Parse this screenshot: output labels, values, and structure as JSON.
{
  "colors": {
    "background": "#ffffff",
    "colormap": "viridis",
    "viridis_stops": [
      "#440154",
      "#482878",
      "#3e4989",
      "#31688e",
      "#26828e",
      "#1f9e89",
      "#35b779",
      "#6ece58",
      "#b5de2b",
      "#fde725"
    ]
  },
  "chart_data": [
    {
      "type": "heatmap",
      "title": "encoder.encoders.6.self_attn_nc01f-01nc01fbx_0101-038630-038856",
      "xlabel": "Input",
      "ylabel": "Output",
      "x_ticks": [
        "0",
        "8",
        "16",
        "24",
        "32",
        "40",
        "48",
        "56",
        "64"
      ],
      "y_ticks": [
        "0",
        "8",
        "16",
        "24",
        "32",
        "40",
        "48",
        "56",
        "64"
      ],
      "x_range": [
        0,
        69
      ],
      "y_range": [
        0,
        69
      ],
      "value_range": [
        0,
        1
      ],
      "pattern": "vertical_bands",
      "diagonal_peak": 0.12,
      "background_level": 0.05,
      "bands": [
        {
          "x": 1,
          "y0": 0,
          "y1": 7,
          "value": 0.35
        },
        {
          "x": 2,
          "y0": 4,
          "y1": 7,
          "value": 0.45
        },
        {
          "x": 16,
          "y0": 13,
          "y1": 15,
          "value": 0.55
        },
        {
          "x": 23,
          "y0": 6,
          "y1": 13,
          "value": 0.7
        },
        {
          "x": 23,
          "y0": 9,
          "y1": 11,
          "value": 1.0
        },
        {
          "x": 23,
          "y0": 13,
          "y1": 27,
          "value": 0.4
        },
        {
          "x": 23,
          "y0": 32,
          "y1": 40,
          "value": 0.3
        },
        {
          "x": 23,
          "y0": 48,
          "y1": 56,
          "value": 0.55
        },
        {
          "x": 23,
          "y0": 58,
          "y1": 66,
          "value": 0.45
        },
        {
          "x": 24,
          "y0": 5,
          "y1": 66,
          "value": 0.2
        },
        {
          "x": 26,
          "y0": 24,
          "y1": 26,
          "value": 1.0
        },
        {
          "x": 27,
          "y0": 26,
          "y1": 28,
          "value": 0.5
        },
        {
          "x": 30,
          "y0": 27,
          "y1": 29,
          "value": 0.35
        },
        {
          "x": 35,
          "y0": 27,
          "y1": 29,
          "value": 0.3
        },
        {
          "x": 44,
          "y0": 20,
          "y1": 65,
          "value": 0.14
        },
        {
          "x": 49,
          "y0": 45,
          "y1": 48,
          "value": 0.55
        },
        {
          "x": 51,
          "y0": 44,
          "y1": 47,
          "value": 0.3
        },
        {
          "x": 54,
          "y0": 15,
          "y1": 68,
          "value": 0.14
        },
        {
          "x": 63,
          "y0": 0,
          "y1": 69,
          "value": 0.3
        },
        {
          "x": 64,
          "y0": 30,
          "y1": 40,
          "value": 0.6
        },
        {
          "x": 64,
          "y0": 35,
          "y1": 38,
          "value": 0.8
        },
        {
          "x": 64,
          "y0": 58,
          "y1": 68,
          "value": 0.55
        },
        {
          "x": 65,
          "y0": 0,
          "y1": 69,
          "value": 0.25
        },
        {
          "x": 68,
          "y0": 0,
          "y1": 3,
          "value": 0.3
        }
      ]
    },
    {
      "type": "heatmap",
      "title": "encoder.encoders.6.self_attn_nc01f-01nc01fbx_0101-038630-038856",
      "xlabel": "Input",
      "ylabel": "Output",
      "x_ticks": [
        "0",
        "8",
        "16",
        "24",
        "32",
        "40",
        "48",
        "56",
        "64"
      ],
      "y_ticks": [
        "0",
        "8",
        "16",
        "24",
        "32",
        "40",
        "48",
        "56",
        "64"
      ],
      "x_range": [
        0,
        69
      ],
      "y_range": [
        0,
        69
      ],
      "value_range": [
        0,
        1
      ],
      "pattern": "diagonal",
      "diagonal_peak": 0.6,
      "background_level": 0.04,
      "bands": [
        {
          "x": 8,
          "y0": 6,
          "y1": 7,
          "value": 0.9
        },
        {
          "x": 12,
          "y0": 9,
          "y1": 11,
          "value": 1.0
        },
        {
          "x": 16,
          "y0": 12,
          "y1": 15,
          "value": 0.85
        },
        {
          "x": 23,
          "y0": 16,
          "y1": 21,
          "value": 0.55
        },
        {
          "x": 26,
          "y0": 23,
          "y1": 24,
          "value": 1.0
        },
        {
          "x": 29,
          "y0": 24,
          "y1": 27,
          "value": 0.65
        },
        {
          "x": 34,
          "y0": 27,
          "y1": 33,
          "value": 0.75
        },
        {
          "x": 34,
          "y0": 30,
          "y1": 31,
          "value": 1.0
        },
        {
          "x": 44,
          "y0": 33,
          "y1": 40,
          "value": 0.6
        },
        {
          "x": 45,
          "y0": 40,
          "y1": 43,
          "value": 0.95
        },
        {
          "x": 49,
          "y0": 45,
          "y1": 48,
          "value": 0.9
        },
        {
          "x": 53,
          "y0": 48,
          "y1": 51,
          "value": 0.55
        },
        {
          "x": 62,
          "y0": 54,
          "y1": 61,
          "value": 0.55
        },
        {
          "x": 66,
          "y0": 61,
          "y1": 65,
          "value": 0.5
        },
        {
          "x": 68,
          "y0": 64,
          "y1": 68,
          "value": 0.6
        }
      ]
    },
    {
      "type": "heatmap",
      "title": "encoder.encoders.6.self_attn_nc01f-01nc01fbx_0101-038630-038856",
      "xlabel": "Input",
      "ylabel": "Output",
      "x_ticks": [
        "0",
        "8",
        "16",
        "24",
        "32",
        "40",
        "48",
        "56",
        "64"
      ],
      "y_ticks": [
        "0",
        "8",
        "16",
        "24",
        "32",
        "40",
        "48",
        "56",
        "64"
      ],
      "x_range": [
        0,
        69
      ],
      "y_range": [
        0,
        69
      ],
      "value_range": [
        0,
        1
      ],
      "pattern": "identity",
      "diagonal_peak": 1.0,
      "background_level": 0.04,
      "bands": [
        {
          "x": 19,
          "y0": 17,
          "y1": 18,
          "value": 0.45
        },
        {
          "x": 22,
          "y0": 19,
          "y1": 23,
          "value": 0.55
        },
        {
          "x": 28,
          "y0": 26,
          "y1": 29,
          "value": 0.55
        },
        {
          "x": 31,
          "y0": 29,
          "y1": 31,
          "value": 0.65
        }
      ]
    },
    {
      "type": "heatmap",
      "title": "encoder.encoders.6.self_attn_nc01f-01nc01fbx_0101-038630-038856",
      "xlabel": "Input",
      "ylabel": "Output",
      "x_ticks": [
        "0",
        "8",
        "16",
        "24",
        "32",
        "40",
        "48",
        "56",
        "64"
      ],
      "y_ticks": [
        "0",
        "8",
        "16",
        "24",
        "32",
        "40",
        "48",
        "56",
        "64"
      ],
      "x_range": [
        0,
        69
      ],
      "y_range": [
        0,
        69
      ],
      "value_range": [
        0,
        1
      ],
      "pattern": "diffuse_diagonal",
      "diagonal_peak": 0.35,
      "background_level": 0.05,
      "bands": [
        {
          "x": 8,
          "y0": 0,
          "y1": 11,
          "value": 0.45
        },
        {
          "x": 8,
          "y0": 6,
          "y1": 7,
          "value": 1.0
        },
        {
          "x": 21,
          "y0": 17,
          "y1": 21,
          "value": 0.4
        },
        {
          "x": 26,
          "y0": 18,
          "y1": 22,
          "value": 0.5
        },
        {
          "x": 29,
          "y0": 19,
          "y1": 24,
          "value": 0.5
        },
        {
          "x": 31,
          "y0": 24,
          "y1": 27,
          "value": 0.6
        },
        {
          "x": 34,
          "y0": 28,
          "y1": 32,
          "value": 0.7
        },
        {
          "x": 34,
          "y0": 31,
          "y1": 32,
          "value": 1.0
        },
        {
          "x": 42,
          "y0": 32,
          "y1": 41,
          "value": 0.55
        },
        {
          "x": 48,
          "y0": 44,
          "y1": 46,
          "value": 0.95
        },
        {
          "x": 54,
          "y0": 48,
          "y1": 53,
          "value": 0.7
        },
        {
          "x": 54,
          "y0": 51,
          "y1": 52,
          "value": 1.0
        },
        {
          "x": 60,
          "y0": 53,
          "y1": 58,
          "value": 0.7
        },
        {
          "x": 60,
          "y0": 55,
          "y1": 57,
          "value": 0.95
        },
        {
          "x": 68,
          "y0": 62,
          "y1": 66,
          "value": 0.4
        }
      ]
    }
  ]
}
────────────────────────────────────────
◆ **Task directions**: Extract each line holding the word "pattern" from the records.

◆ **Output for this task**:
      "pattern": "vertical_bands",
      "pattern": "diagonal",
      "pattern": "identity",
      "pattern": "diffuse_diagonal",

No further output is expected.